• Task description
Quote every line of the material beneath this one.

• Records
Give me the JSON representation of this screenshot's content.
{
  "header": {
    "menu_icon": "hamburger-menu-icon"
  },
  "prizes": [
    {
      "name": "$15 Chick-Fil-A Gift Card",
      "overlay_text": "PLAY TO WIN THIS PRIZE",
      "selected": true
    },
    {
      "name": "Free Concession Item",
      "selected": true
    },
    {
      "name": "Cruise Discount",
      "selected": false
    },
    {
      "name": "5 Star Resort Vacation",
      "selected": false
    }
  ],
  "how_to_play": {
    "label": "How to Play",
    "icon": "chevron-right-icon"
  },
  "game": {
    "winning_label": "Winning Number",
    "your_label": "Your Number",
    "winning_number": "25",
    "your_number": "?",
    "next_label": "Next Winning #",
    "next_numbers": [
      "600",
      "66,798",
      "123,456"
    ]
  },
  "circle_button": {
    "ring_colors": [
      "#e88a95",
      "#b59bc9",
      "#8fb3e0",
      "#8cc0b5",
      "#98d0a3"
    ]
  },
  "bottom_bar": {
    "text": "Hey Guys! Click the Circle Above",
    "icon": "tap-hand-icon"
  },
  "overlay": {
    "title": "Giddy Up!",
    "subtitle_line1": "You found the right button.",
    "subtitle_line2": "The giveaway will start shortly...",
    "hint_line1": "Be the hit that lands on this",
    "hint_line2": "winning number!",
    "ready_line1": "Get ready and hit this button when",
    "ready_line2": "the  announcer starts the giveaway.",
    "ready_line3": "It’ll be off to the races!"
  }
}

• The reply
Give me the JSON representation of this screenshot's content.
{
  "header": {
    "menu_icon": "hamburger-menu-icon"
  },
  "prizes": [
    {
      "name": "$15 Chick-Fil-A Gift Card",
      "overlay_text": "PLAY TO WIN THIS PRIZE",
      "selected": true
    },
    {
      "name": "Free Concession Item",
      "selected": true
    },
    {
      "name": "Cruise Discount",
      "selected": false
    },
    {
      "name": "5 Star Resort Vacation",
      "selected": false
    }
  ],
  "how_to_play": {
    "label": "How to Play",
    "icon": "chevron-right-icon"
  },
  "game": {
    "winning_label": "Winning Number",
    "your_label": "Your Number",
    "winning_number": "25",
    "your_number": "?",
    "next_label": "Next Winning #",
    "next_numbers": [
      "600",
      "66,798",
      "123,456"
    ]
  },
  "circle_button": {
    "ring_colors": [
      "#e88a95",
      "#b59bc9",
      "#8fb3e0",
      "#8cc0b5",
      "#98d0a3"
    ]
  },
  "bottom_bar": {
    "text": "Hey Guys! Click the Circle Above",
    "icon": "tap-hand-icon"
  },
  "overlay": {
    "title": "Giddy Up!",
    "subtitle_line1": "You found the right button.",
    "subtitle_line2": "The giveaway will start shortly...",
    "hint_line1": "Be the hit that lands on this",
    "hint_line2": "winning number!",
    "ready_line1": "Get ready and hit this button when",
    "ready_line2": "the  announcer starts the giveaway.",
    "ready_line3": "It’ll be off to the races!"
  }
}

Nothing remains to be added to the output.